§ Instructions for the task: Write out everything in the records exactly, apart from the pictures.

Exercise data START

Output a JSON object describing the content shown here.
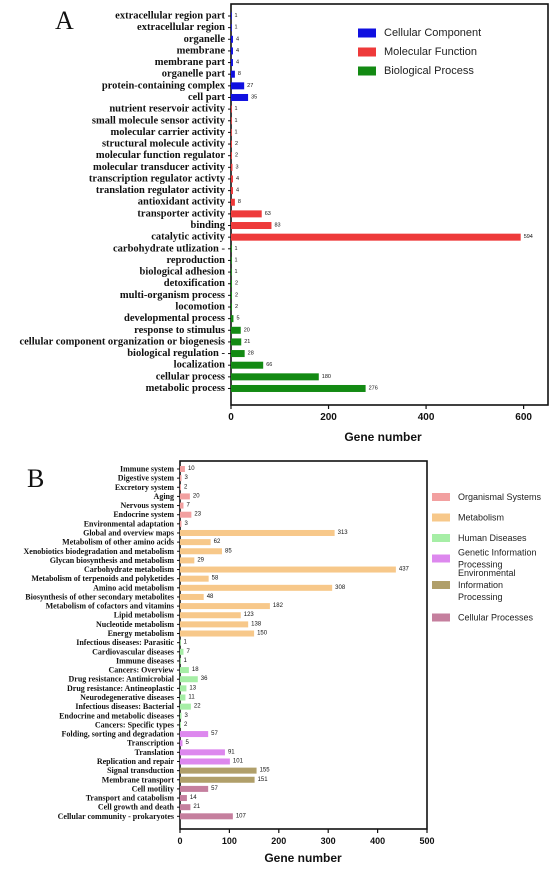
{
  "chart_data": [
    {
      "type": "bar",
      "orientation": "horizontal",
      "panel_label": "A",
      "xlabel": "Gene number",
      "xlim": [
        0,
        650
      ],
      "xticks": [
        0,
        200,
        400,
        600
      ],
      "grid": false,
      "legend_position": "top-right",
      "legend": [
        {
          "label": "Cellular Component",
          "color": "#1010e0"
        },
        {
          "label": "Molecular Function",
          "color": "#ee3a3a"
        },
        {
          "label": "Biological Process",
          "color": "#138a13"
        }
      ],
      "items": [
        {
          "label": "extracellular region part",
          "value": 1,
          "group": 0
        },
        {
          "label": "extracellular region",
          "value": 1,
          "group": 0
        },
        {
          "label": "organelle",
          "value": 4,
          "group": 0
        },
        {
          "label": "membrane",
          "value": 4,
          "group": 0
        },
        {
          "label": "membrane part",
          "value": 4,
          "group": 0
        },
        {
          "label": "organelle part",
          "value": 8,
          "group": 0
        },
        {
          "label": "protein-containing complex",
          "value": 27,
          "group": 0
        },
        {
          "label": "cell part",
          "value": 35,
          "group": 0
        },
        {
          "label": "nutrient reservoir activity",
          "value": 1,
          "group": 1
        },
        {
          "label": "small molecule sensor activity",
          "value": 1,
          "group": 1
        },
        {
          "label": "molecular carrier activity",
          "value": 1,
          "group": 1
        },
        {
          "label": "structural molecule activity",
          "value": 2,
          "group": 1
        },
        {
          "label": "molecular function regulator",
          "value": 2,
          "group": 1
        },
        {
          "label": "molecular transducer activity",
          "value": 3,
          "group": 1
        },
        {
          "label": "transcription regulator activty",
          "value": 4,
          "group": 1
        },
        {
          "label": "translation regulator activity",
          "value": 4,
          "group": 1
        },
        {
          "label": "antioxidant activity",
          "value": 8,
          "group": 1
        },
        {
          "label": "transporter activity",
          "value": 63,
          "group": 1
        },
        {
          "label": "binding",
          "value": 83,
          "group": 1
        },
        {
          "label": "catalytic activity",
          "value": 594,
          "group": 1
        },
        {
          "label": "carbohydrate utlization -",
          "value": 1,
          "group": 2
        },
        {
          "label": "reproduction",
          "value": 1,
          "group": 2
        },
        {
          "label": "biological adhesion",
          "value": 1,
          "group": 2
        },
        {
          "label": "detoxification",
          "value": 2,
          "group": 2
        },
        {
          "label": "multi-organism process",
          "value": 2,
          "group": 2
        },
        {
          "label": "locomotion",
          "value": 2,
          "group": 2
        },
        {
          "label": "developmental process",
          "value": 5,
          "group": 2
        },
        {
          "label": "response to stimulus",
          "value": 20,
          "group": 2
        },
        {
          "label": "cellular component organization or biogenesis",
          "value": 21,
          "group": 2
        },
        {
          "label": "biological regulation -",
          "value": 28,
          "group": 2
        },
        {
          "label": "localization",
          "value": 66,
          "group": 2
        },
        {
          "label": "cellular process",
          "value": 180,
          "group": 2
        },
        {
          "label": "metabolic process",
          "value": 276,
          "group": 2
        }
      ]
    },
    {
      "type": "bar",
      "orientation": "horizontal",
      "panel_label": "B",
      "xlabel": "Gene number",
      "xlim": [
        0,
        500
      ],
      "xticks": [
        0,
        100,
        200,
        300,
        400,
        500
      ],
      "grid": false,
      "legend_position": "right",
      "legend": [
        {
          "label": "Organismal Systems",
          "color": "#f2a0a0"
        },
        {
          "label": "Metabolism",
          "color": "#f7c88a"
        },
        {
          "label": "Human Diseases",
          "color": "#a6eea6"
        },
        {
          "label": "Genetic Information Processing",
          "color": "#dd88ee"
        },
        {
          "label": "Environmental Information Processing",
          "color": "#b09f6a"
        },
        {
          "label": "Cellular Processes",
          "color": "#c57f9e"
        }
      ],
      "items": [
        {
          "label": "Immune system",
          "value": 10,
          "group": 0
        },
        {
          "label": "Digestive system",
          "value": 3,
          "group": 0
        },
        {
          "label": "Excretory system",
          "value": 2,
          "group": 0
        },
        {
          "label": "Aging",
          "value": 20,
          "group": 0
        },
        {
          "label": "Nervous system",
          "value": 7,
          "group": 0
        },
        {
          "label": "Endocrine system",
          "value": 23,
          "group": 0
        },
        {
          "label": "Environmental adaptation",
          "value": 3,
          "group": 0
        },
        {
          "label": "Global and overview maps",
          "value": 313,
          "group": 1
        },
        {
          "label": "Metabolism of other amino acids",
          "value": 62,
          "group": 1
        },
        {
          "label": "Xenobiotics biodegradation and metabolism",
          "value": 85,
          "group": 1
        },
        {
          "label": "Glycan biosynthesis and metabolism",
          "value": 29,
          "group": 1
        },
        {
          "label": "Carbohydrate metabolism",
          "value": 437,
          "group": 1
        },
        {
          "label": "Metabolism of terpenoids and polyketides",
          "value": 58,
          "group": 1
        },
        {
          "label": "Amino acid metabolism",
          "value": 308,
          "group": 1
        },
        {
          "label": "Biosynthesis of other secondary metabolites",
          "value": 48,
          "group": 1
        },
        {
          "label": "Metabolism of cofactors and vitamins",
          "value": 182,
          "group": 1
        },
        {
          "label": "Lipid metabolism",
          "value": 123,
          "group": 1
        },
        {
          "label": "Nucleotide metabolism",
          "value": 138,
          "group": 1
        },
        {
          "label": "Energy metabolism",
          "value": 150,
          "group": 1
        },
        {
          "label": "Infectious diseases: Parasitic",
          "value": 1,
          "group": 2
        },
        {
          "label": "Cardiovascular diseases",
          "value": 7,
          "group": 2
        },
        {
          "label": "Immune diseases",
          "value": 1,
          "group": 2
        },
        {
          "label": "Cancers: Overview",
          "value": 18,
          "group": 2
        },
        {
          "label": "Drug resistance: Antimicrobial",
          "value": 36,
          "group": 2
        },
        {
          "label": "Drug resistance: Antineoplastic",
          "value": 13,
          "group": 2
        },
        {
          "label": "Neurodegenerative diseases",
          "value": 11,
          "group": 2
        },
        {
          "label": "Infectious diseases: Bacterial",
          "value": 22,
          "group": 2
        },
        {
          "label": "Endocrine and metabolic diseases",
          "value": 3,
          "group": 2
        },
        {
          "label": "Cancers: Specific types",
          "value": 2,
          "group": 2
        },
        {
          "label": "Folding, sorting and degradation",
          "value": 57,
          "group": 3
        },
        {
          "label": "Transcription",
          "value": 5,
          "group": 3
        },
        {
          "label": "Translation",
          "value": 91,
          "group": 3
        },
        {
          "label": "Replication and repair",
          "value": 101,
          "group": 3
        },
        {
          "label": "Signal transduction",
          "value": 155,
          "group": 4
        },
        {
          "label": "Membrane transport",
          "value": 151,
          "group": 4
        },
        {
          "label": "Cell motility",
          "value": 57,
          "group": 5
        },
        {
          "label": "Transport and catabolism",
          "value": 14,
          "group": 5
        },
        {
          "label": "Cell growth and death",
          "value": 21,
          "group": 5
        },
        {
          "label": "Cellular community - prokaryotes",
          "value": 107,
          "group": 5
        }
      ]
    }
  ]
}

Exercise data END

§ Solution for this problem:
Output a JSON object describing the content shown here.
{
  "chart_data": [
    {
      "type": "bar",
      "orientation": "horizontal",
      "panel_label": "A",
      "xlabel": "Gene number",
      "xlim": [
        0,
        650
      ],
      "xticks": [
        0,
        200,
        400,
        600
      ],
      "grid": false,
      "legend_position": "top-right",
      "legend": [
        {
          "label": "Cellular Component",
          "color": "#1010e0"
        },
        {
          "label": "Molecular Function",
          "color": "#ee3a3a"
        },
        {
          "label": "Biological Process",
          "color": "#138a13"
        }
      ],
      "items": [
        {
          "label": "extracellular region part",
          "value": 1,
          "group": 0
        },
        {
          "label": "extracellular region",
          "value": 1,
          "group": 0
        },
        {
          "label": "organelle",
          "value": 4,
          "group": 0
        },
        {
          "label": "membrane",
          "value": 4,
          "group": 0
        },
        {
          "label": "membrane part",
          "value": 4,
          "group": 0
        },
        {
          "label": "organelle part",
          "value": 8,
          "group": 0
        },
        {
          "label": "protein-containing complex",
          "value": 27,
          "group": 0
        },
        {
          "label": "cell part",
          "value": 35,
          "group": 0
        },
        {
          "label": "nutrient reservoir activity",
          "value": 1,
          "group": 1
        },
        {
          "label": "small molecule sensor activity",
          "value": 1,
          "group": 1
        },
        {
          "label": "molecular carrier activity",
          "value": 1,
          "group": 1
        },
        {
          "label": "structural molecule activity",
          "value": 2,
          "group": 1
        },
        {
          "label": "molecular function regulator",
          "value": 2,
          "group": 1
        },
        {
          "label": "molecular transducer activity",
          "value": 3,
          "group": 1
        },
        {
          "label": "transcription regulator activty",
          "value": 4,
          "group": 1
        },
        {
          "label": "translation regulator activity",
          "value": 4,
          "group": 1
        },
        {
          "label": "antioxidant activity",
          "value": 8,
          "group": 1
        },
        {
          "label": "transporter activity",
          "value": 63,
          "group": 1
        },
        {
          "label": "binding",
          "value": 83,
          "group": 1
        },
        {
          "label": "catalytic activity",
          "value": 594,
          "group": 1
        },
        {
          "label": "carbohydrate utlization -",
          "value": 1,
          "group": 2
        },
        {
          "label": "reproduction",
          "value": 1,
          "group": 2
        },
        {
          "label": "biological adhesion",
          "value": 1,
          "group": 2
        },
        {
          "label": "detoxification",
          "value": 2,
          "group": 2
        },
        {
          "label": "multi-organism process",
          "value": 2,
          "group": 2
        },
        {
          "label": "locomotion",
          "value": 2,
          "group": 2
        },
        {
          "label": "developmental process",
          "value": 5,
          "group": 2
        },
        {
          "label": "response to stimulus",
          "value": 20,
          "group": 2
        },
        {
          "label": "cellular component organization or biogenesis",
          "value": 21,
          "group": 2
        },
        {
          "label": "biological regulation -",
          "value": 28,
          "group": 2
        },
        {
          "label": "localization",
          "value": 66,
          "group": 2
        },
        {
          "label": "cellular process",
          "value": 180,
          "group": 2
        },
        {
          "label": "metabolic process",
          "value": 276,
          "group": 2
        }
      ]
    },
    {
      "type": "bar",
      "orientation": "horizontal",
      "panel_label": "B",
      "xlabel": "Gene number",
      "xlim": [
        0,
        500
      ],
      "xticks": [
        0,
        100,
        200,
        300,
        400,
        500
      ],
      "grid": false,
      "legend_position": "right",
      "legend": [
        {
          "label": "Organismal Systems",
          "color": "#f2a0a0"
        },
        {
          "label": "Metabolism",
          "color": "#f7c88a"
        },
        {
          "label": "Human Diseases",
          "color": "#a6eea6"
        },
        {
          "label": "Genetic Information Processing",
          "color": "#dd88ee"
        },
        {
          "label": "Environmental Information Processing",
          "color": "#b09f6a"
        },
        {
          "label": "Cellular Processes",
          "color": "#c57f9e"
        }
      ],
      "items": [
        {
          "label": "Immune system",
          "value": 10,
          "group": 0
        },
        {
          "label": "Digestive system",
          "value": 3,
          "group": 0
        },
        {
          "label": "Excretory system",
          "value": 2,
          "group": 0
        },
        {
          "label": "Aging",
          "value": 20,
          "group": 0
        },
        {
          "label": "Nervous system",
          "value": 7,
          "group": 0
        },
        {
          "label": "Endocrine system",
          "value": 23,
          "group": 0
        },
        {
          "label": "Environmental adaptation",
          "value": 3,
          "group": 0
        },
        {
          "label": "Global and overview maps",
          "value": 313,
          "group": 1
        },
        {
          "label": "Metabolism of other amino acids",
          "value": 62,
          "group": 1
        },
        {
          "label": "Xenobiotics biodegradation and metabolism",
          "value": 85,
          "group": 1
        },
        {
          "label": "Glycan biosynthesis and metabolism",
          "value": 29,
          "group": 1
        },
        {
          "label": "Carbohydrate metabolism",
          "value": 437,
          "group": 1
        },
        {
          "label": "Metabolism of terpenoids and polyketides",
          "value": 58,
          "group": 1
        },
        {
          "label": "Amino acid metabolism",
          "value": 308,
          "group": 1
        },
        {
          "label": "Biosynthesis of other secondary metabolites",
          "value": 48,
          "group": 1
        },
        {
          "label": "Metabolism of cofactors and vitamins",
          "value": 182,
          "group": 1
        },
        {
          "label": "Lipid metabolism",
          "value": 123,
          "group": 1
        },
        {
          "label": "Nucleotide metabolism",
          "value": 138,
          "group": 1
        },
        {
          "label": "Energy metabolism",
          "value": 150,
          "group": 1
        },
        {
          "label": "Infectious diseases: Parasitic",
          "value": 1,
          "group": 2
        },
        {
          "label": "Cardiovascular diseases",
          "value": 7,
          "group": 2
        },
        {
          "label": "Immune diseases",
          "value": 1,
          "group": 2
        },
        {
          "label": "Cancers: Overview",
          "value": 18,
          "group": 2
        },
        {
          "label": "Drug resistance: Antimicrobial",
          "value": 36,
          "group": 2
        },
        {
          "label": "Drug resistance: Antineoplastic",
          "value": 13,
          "group": 2
        },
        {
          "label": "Neurodegenerative diseases",
          "value": 11,
          "group": 2
        },
        {
          "label": "Infectious diseases: Bacterial",
          "value": 22,
          "group": 2
        },
        {
          "label": "Endocrine and metabolic diseases",
          "value": 3,
          "group": 2
        },
        {
          "label": "Cancers: Specific types",
          "value": 2,
          "group": 2
        },
        {
          "label": "Folding, sorting and degradation",
          "value": 57,
          "group": 3
        },
        {
          "label": "Transcription",
          "value": 5,
          "group": 3
        },
        {
          "label": "Translation",
          "value": 91,
          "group": 3
        },
        {
          "label": "Replication and repair",
          "value": 101,
          "group": 3
        },
        {
          "label": "Signal transduction",
          "value": 155,
          "group": 4
        },
        {
          "label": "Membrane transport",
          "value": 151,
          "group": 4
        },
        {
          "label": "Cell motility",
          "value": 57,
          "group": 5
        },
        {
          "label": "Transport and catabolism",
          "value": 14,
          "group": 5
        },
        {
          "label": "Cell growth and death",
          "value": 21,
          "group": 5
        },
        {
          "label": "Cellular community - prokaryotes",
          "value": 107,
          "group": 5
        }
      ]
    }
  ]
}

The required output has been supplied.